Records for the exercise:
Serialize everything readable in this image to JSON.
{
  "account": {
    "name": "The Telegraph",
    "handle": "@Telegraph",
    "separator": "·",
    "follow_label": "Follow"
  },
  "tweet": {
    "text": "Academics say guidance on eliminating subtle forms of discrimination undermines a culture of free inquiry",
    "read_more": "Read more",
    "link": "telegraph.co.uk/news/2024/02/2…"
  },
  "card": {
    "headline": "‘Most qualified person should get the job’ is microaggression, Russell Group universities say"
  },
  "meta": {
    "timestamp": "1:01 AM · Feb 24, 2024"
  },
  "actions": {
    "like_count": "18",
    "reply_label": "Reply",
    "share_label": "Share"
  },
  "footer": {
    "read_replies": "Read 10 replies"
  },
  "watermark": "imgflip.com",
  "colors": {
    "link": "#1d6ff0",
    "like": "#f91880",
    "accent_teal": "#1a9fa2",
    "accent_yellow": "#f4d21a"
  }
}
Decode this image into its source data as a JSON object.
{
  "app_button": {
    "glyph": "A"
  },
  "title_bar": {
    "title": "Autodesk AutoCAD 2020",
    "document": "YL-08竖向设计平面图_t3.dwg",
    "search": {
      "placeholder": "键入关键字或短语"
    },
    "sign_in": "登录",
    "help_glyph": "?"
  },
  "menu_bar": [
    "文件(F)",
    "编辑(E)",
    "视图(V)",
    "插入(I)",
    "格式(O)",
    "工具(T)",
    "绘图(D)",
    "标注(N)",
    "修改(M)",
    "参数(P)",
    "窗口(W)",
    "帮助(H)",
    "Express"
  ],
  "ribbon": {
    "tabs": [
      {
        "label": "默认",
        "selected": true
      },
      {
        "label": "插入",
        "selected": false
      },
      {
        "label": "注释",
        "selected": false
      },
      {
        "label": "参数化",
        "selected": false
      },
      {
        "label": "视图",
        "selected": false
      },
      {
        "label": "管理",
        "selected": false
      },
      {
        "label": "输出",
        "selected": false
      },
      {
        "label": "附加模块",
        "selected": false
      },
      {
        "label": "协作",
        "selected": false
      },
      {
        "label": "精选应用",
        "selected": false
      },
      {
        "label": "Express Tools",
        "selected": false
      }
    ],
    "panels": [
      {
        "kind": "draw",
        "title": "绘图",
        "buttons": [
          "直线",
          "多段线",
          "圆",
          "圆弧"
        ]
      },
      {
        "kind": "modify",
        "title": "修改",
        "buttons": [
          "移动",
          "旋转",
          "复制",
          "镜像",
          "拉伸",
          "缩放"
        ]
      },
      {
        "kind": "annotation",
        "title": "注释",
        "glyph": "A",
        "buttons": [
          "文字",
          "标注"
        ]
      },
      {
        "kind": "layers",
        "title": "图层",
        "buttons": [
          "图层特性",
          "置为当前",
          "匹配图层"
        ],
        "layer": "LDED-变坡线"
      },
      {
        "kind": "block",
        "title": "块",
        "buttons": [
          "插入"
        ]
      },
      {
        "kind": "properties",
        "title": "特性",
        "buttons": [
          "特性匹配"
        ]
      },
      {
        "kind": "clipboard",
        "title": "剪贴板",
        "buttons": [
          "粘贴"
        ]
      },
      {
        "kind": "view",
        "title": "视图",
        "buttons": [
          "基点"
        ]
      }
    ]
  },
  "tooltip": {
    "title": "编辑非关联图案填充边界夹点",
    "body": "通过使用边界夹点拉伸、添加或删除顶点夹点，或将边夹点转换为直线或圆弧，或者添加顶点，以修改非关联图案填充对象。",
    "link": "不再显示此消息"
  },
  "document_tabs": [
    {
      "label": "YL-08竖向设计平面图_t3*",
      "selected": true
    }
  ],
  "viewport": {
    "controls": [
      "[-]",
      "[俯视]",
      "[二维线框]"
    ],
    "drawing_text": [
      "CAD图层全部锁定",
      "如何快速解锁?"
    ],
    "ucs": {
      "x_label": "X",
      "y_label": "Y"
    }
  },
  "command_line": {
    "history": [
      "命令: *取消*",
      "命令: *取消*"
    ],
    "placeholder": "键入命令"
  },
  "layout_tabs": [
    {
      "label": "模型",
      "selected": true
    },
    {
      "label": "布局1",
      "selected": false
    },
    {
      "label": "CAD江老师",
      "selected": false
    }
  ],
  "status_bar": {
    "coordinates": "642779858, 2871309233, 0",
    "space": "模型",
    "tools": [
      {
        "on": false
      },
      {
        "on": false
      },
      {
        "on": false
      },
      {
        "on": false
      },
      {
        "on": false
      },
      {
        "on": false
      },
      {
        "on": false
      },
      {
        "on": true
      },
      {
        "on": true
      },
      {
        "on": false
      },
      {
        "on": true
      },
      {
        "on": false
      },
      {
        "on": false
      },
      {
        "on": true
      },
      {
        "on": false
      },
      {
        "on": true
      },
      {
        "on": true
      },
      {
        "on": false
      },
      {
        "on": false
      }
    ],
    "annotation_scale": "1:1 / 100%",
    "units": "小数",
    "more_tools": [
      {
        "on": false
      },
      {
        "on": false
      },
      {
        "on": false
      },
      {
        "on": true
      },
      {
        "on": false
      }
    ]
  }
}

Exercise:
Your answer should be only the number of lines that hold the word "link".

Answer in full:
3